TO BE DONE:
Everything in the listing should be restated word for word.

DATA LISTING:
:::

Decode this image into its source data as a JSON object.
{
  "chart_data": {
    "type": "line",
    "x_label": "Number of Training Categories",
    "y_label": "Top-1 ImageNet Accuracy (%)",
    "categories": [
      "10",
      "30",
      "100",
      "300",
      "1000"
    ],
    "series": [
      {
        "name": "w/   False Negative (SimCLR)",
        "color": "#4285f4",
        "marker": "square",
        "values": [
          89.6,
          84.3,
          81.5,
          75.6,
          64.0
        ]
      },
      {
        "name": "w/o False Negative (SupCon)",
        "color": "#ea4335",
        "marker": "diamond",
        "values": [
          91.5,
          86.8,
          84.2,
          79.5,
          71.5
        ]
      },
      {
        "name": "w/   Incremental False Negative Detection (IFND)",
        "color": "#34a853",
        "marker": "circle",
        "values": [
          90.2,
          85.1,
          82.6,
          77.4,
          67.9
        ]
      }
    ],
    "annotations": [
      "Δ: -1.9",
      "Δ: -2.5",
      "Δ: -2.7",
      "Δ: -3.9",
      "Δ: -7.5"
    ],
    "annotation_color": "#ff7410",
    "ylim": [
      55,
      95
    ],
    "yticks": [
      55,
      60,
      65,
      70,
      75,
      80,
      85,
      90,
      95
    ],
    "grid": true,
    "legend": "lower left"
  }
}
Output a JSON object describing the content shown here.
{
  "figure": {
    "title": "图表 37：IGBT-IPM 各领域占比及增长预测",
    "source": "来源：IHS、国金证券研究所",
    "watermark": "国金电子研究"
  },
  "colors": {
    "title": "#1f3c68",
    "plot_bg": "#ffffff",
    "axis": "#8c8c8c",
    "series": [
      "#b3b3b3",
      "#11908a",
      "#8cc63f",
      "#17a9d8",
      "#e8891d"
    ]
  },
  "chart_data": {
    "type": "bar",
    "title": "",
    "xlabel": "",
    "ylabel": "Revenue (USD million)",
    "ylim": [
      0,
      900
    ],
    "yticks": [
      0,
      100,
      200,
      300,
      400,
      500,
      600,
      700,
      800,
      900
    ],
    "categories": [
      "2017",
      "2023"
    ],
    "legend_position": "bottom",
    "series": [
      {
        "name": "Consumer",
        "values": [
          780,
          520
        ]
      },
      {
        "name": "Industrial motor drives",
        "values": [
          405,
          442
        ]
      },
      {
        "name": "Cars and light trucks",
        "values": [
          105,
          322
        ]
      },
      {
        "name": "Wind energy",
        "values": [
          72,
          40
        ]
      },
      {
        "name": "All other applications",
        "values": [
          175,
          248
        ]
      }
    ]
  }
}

:::

RESULT:
Decode this image into its source data as a JSON object.
{
  "chart_data": {
    "type": "line",
    "x_label": "Number of Training Categories",
    "y_label": "Top-1 ImageNet Accuracy (%)",
    "categories": [
      "10",
      "30",
      "100",
      "300",
      "1000"
    ],
    "series": [
      {
        "name": "w/   False Negative (SimCLR)",
        "color": "#4285f4",
        "marker": "square",
        "values": [
          89.6,
          84.3,
          81.5,
          75.6,
          64.0
        ]
      },
      {
        "name": "w/o False Negative (SupCon)",
        "color": "#ea4335",
        "marker": "diamond",
        "values": [
          91.5,
          86.8,
          84.2,
          79.5,
          71.5
        ]
      },
      {
        "name": "w/   Incremental False Negative Detection (IFND)",
        "color": "#34a853",
        "marker": "circle",
        "values": [
          90.2,
          85.1,
          82.6,
          77.4,
          67.9
        ]
      }
    ],
    "annotations": [
      "Δ: -1.9",
      "Δ: -2.5",
      "Δ: -2.7",
      "Δ: -3.9",
      "Δ: -7.5"
    ],
    "annotation_color": "#ff7410",
    "ylim": [
      55,
      95
    ],
    "yticks": [
      55,
      60,
      65,
      70,
      75,
      80,
      85,
      90,
      95
    ],
    "grid": true,
    "legend": "lower left"
  }
}
Output a JSON object describing the content shown here.
{
  "figure": {
    "title": "图表 37：IGBT-IPM 各领域占比及增长预测",
    "source": "来源：IHS、国金证券研究所",
    "watermark": "国金电子研究"
  },
  "colors": {
    "title": "#1f3c68",
    "plot_bg": "#ffffff",
    "axis": "#8c8c8c",
    "series": [
      "#b3b3b3",
      "#11908a",
      "#8cc63f",
      "#17a9d8",
      "#e8891d"
    ]
  },
  "chart_data": {
    "type": "bar",
    "title": "",
    "xlabel": "",
    "ylabel": "Revenue (USD million)",
    "ylim": [
      0,
      900
    ],
    "yticks": [
      0,
      100,
      200,
      300,
      400,
      500,
      600,
      700,
      800,
      900
    ],
    "categories": [
      "2017",
      "2023"
    ],
    "legend_position": "bottom",
    "series": [
      {
        "name": "Consumer",
        "values": [
          780,
          520
        ]
      },
      {
        "name": "Industrial motor drives",
        "values": [
          405,
          442
        ]
      },
      {
        "name": "Cars and light trucks",
        "values": [
          105,
          322
        ]
      },
      {
        "name": "Wind energy",
        "values": [
          72,
          40
        ]
      },
      {
        "name": "All other applications",
        "values": [
          175,
          248
        ]
      }
    ]
  }
}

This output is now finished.